● **DATA LINES**:
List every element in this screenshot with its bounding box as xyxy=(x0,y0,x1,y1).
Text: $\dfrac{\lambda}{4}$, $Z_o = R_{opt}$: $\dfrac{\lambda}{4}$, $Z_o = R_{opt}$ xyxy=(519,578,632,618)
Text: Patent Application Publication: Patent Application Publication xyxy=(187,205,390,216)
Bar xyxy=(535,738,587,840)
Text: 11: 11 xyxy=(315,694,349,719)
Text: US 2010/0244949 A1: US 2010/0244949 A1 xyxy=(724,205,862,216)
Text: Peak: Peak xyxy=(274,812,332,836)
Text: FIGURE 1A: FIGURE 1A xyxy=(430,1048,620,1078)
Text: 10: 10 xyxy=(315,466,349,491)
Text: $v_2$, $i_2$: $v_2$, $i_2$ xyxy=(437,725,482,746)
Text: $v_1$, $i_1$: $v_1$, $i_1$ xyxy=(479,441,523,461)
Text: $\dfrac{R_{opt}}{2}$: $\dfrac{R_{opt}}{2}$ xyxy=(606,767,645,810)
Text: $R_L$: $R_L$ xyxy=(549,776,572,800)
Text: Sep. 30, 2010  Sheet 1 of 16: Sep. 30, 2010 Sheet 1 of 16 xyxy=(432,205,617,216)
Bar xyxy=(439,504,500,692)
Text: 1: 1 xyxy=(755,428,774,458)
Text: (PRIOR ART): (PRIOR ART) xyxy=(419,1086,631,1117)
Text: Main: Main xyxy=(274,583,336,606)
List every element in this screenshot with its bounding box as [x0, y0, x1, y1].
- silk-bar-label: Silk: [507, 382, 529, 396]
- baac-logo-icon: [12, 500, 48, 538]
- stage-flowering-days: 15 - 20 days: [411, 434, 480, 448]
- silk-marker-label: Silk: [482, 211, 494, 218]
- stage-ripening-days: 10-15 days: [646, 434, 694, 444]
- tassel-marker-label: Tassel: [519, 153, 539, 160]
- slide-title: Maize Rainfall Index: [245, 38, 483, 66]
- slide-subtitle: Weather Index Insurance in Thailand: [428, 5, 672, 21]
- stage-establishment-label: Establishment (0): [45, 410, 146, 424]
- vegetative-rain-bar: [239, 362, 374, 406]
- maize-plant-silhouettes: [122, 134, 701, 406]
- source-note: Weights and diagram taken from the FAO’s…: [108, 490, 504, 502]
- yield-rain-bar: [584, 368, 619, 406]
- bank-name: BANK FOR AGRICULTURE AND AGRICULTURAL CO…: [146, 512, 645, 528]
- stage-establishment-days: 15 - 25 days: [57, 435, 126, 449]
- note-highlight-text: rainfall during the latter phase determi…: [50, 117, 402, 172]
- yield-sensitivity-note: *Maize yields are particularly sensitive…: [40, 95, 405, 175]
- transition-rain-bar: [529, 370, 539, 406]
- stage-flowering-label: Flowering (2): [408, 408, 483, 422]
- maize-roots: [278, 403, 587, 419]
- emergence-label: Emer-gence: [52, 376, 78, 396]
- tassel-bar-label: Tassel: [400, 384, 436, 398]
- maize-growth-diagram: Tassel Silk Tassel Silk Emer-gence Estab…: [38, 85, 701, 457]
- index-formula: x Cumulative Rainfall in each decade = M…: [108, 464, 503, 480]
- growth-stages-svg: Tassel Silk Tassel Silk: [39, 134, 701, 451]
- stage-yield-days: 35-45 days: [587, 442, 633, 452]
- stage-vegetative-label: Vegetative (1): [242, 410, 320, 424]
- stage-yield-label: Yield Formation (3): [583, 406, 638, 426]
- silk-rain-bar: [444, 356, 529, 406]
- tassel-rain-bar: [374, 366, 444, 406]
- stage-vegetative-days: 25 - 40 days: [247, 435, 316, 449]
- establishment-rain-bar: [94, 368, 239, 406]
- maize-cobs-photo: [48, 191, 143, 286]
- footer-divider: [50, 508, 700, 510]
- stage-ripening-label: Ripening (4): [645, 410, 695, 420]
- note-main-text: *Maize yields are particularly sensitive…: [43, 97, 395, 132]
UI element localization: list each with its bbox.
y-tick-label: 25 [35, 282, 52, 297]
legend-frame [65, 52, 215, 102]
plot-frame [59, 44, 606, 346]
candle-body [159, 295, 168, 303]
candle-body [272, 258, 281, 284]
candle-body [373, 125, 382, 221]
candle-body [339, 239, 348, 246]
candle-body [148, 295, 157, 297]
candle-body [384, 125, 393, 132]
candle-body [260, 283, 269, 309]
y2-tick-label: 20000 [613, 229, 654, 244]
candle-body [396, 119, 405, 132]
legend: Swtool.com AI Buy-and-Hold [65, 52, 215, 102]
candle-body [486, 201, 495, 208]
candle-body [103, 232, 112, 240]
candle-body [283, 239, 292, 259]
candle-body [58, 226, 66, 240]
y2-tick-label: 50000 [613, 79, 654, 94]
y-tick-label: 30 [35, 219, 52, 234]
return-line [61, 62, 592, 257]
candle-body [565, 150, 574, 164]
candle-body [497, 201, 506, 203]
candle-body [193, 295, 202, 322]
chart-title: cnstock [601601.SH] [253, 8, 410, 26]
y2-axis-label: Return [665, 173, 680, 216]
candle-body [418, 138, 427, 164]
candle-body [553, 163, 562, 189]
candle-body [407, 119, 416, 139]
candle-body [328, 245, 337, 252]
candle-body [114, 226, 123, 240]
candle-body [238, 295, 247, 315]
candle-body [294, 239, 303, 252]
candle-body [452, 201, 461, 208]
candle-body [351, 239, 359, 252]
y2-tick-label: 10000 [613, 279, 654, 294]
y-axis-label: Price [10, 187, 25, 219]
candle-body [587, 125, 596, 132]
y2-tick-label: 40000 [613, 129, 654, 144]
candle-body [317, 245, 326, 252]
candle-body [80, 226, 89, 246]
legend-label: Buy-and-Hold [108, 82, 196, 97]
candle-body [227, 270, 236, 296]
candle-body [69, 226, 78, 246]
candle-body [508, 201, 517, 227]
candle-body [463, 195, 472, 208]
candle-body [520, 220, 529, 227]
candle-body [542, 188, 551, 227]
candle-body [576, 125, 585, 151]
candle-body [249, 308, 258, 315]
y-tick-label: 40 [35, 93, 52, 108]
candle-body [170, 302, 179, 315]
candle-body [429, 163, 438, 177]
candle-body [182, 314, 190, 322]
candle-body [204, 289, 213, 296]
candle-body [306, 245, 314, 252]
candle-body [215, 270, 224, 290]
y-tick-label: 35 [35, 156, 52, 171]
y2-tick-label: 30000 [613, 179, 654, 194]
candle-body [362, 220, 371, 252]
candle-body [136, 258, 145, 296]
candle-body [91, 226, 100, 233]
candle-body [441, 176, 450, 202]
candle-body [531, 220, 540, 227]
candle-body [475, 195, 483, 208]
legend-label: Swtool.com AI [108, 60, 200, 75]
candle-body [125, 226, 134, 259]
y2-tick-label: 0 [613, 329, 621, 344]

● **THE REQUEST**:
Convert each line of the data above into a row of a Markdown table, omitting blank lines. Use two columns: "Row" for the sequential row number and "Content" for the line itself.

● **RESPONSE TO THE EXERCISE**:
| Row | Content |
|---|---|
| 1 | List every element in this screenshot with its bounding box as xyxy=(x0,y0,x1,y1). |
| 2 | Text: $\dfrac{\lambda}{4}$, $Z_o = R_{opt}$: $\dfrac{\lambda}{4}$, $Z_o = R_{opt}$ xyxy=(519,578,632,618) |
| 3 | Text: Patent Application Publication: Patent Application Publication xyxy=(187,205,390,216) |
| 4 | Bar xyxy=(535,738,587,840) |
| 5 | Text: 11: 11 xyxy=(315,694,349,719) |
| 6 | Text: US 2010/0244949 A1: US 2010/0244949 A1 xyxy=(724,205,862,216) |
| 7 | Text: Peak: Peak xyxy=(274,812,332,836) |
| 8 | Text: FIGURE 1A: FIGURE 1A xyxy=(430,1048,620,1078) |
| 9 | Text: 10: 10 xyxy=(315,466,349,491) |
| 10 | Text: $v_2$, $i_2$: $v_2$, $i_2$ xyxy=(437,725,482,746) |
| 11 | Text: $v_1$, $i_1$: $v_1$, $i_1$ xyxy=(479,441,523,461) |
| 12 | Text: $\dfrac{R_{opt}}{2}$: $\dfrac{R_{opt}}{2}$ xyxy=(606,767,645,810) |
| 13 | Text: $R_L$: $R_L$ xyxy=(549,776,572,800) |
| 14 | Text: Sep. 30, 2010  Sheet 1 of 16: Sep. 30, 2010 Sheet 1 of 16 xyxy=(432,205,617,216) |
| 15 | Bar xyxy=(439,504,500,692) |
| 16 | Text: 1: 1 xyxy=(755,428,774,458) |
| 17 | Text: (PRIOR ART): (PRIOR ART) xyxy=(419,1086,631,1117) |
| 18 | Text: Main: Main xyxy=(274,583,336,606) |
| 19 | List every element in this screenshot with its bounding box as [x0, y0, x1, y1]. |
| 20 | - silk-bar-label: Silk: [507, 382, 529, 396] |
| 21 | - baac-logo-icon: [12, 500, 48, 538] |
| 22 | - stage-flowering-days: 15 - 20 days: [411, 434, 480, 448] |
| 23 | - silk-marker-label: Silk: [482, 211, 494, 218] |
| 24 | - stage-ripening-days: 10-15 days: [646, 434, 694, 444] |
| 25 | - tassel-marker-label: Tassel: [519, 153, 539, 160] |
| 26 | - slide-title: Maize Rainfall Index: [245, 38, 483, 66] |
| 27 | - slide-subtitle: Weather Index Insurance in Thailand: [428, 5, 672, 21] |
| 28 | - stage-establishment-label: Establishment (0): [45, 410, 146, 424] |
| 29 | - vegetative-rain-bar: [239, 362, 374, 406] |
| 30 | - maize-plant-silhouettes: [122, 134, 701, 406] |
| 31 | - source-note: Weights and diagram taken from the FAO’s…: [108, 490, 504, 502] |
| 32 | - yield-rain-bar: [584, 368, 619, 406] |
| 33 | - bank-name: BANK FOR AGRICULTURE AND AGRICULTURAL CO…: [146, 512, 645, 528] |
| 34 | - stage-establishment-days: 15 - 25 days: [57, 435, 126, 449] |
| 35 | - note-highlight-text: rainfall during the latter phase determi…: [50, 117, 402, 172] |
| 36 | - yield-sensitivity-note: *Maize yields are particularly sensitive…: [40, 95, 405, 175] |
| 37 | - transition-rain-bar: [529, 370, 539, 406] |
| 38 | - stage-flowering-label: Flowering (2): [408, 408, 483, 422] |
| 39 | - maize-roots: [278, 403, 587, 419] |
| 40 | - emergence-label: Emer-gence: [52, 376, 78, 396] |
| 41 | - tassel-bar-label: Tassel: [400, 384, 436, 398] |
| 42 | - maize-growth-diagram: Tassel Silk Tassel Silk Emer-gence Estab…: [38, 85, 701, 457] |
| 43 | - index-formula: x Cumulative Rainfall in each decade = M…: [108, 464, 503, 480] |
| 44 | - growth-stages-svg: Tassel Silk Tassel Silk: [39, 134, 701, 451] |
| 45 | - stage-yield-days: 35-45 days: [587, 442, 633, 452] |
| 46 | - stage-vegetative-label: Vegetative (1): [242, 410, 320, 424] |
| 47 | - stage-yield-label: Yield Formation (3): [583, 406, 638, 426] |
| 48 | - silk-rain-bar: [444, 356, 529, 406] |
| 49 | - tassel-rain-bar: [374, 366, 444, 406] |
| 50 | - stage-vegetative-days: 25 - 40 days: [247, 435, 316, 449] |
| 51 | - establishment-rain-bar: [94, 368, 239, 406] |
| 52 | - maize-cobs-photo: [48, 191, 143, 286] |
| 53 | - footer-divider: [50, 508, 700, 510] |
| 54 | - stage-ripening-label: Ripening (4): [645, 410, 695, 420] |
| 55 | - note-main-text: *Maize yields are particularly sensitive…: [43, 97, 395, 132] |
| 56 | UI element localization: list each with its bbox. |
| 57 | y-tick-label: 25 [35, 282, 52, 297] |
| 58 | legend-frame [65, 52, 215, 102] |
| 59 | plot-frame [59, 44, 606, 346] |
| 60 | candle-body [159, 295, 168, 303] |
| 61 | candle-body [272, 258, 281, 284] |
| 62 | candle-body [373, 125, 382, 221] |
| 63 | candle-body [339, 239, 348, 246] |
| 64 | candle-body [148, 295, 157, 297] |
| 65 | candle-body [384, 125, 393, 132] |
| 66 | candle-body [260, 283, 269, 309] |
| 67 | y2-tick-label: 20000 [613, 229, 654, 244] |
| 68 | candle-body [396, 119, 405, 132] |
| 69 | legend: Swtool.com AI Buy-and-Hold [65, 52, 215, 102] |
| 70 | candle-body [486, 201, 495, 208] |
| 71 | candle-body [103, 232, 112, 240] |
| 72 | candle-body [283, 239, 292, 259] |
| 73 | candle-body [58, 226, 66, 240] |
| 74 | y2-tick-label: 50000 [613, 79, 654, 94] |
| 75 | y-tick-label: 30 [35, 219, 52, 234] |
| 76 | return-line [61, 62, 592, 257] |
| 77 | candle-body [565, 150, 574, 164] |
| 78 | candle-body [497, 201, 506, 203] |
| 79 | candle-body [193, 295, 202, 322] |
| 80 | chart-title: cnstock [601601.SH] [253, 8, 410, 26] |
| 81 | y2-axis-label: Return [665, 173, 680, 216] |
| 82 | candle-body [418, 138, 427, 164] |
| 83 | candle-body [553, 163, 562, 189] |
| 84 | candle-body [407, 119, 416, 139] |
| 85 | candle-body [328, 245, 337, 252] |
| 86 | candle-body [114, 226, 123, 240] |
| 87 | candle-body [238, 295, 247, 315] |
| 88 | candle-body [294, 239, 303, 252] |
| 89 | candle-body [452, 201, 461, 208] |
| 90 | candle-body [351, 239, 359, 252] |
| 91 | y2-tick-label: 10000 [613, 279, 654, 294] |
| 92 | y-axis-label: Price [10, 187, 25, 219] |
| 93 | candle-body [587, 125, 596, 132] |
| 94 | y2-tick-label: 40000 [613, 129, 654, 144] |
| 95 | candle-body [317, 245, 326, 252] |
| 96 | candle-body [80, 226, 89, 246] |
| 97 | legend-label: Buy-and-Hold [108, 82, 196, 97] |
| 98 | candle-body [227, 270, 236, 296] |
| 99 | candle-body [69, 226, 78, 246] |
| 100 | candle-body [508, 201, 517, 227] |
| 101 | candle-body [463, 195, 472, 208] |
| 102 | candle-body [520, 220, 529, 227] |
| 103 | candle-body [542, 188, 551, 227] |
| 104 | candle-body [576, 125, 585, 151] |
| 105 | candle-body [249, 308, 258, 315] |
| 106 | y-tick-label: 40 [35, 93, 52, 108] |
| 107 | candle-body [170, 302, 179, 315] |
| 108 | candle-body [429, 163, 438, 177] |
| 109 | candle-body [182, 314, 190, 322] |
| 110 | candle-body [204, 289, 213, 296] |
| 111 | candle-body [306, 245, 314, 252] |
| 112 | candle-body [215, 270, 224, 290] |
| 113 | y-tick-label: 35 [35, 156, 52, 171] |
| 114 | y2-tick-label: 30000 [613, 179, 654, 194] |
| 115 | candle-body [362, 220, 371, 252] |
| 116 | candle-body [136, 258, 145, 296] |
| 117 | candle-body [91, 226, 100, 233] |
| 118 | candle-body [441, 176, 450, 202] |
| 119 | candle-body [531, 220, 540, 227] |
| 120 | candle-body [475, 195, 483, 208] |
| 121 | legend-label: Swtool.com AI [108, 60, 200, 75] |
| 122 | candle-body [125, 226, 134, 259] |
| 123 | y2-tick-label: 0 [613, 329, 621, 344] |